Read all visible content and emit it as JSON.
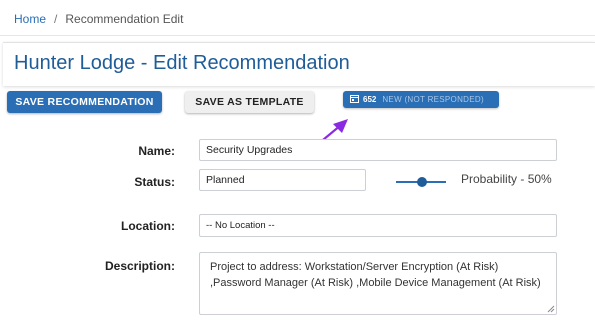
{
  "breadcrumb": {
    "home": "Home",
    "separator": "/",
    "current": "Recommendation Edit"
  },
  "page_title": "Hunter Lodge - Edit Recommendation",
  "toolbar": {
    "save_label": "SAVE RECOMMENDATION",
    "template_label": "SAVE AS TEMPLATE"
  },
  "status_badge": {
    "icon": "calendar-icon",
    "count": "652",
    "state": "NEW (NOT RESPONDED)"
  },
  "form": {
    "name": {
      "label": "Name:",
      "value": "Security Upgrades"
    },
    "status": {
      "label": "Status:",
      "value": "Planned"
    },
    "probability": {
      "text": "Probability - 50%",
      "value": 50
    },
    "location": {
      "label": "Location:",
      "value": "-- No Location --"
    },
    "description": {
      "label": "Description:",
      "value": "Project to address: Workstation/Server Encryption (At Risk) ,Password Manager (At Risk) ,Mobile Device Management (At Risk)"
    }
  },
  "colors": {
    "primary": "#2a6fb5",
    "title": "#1f5d99",
    "annotation_arrow": "#8a2be2"
  }
}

— Exercise directions —
Will you set down the records word for word while leaving out every picture?

— Written solution —
Read all visible content and emit it as JSON.
{
  "breadcrumb": {
    "home": "Home",
    "separator": "/",
    "current": "Recommendation Edit"
  },
  "page_title": "Hunter Lodge - Edit Recommendation",
  "toolbar": {
    "save_label": "SAVE RECOMMENDATION",
    "template_label": "SAVE AS TEMPLATE"
  },
  "status_badge": {
    "icon": "calendar-icon",
    "count": "652",
    "state": "NEW (NOT RESPONDED)"
  },
  "form": {
    "name": {
      "label": "Name:",
      "value": "Security Upgrades"
    },
    "status": {
      "label": "Status:",
      "value": "Planned"
    },
    "probability": {
      "text": "Probability - 50%",
      "value": 50
    },
    "location": {
      "label": "Location:",
      "value": "-- No Location --"
    },
    "description": {
      "label": "Description:",
      "value": "Project to address: Workstation/Server Encryption (At Risk) ,Password Manager (At Risk) ,Mobile Device Management (At Risk)"
    }
  },
  "colors": {
    "primary": "#2a6fb5",
    "title": "#1f5d99",
    "annotation_arrow": "#8a2be2"
  }
}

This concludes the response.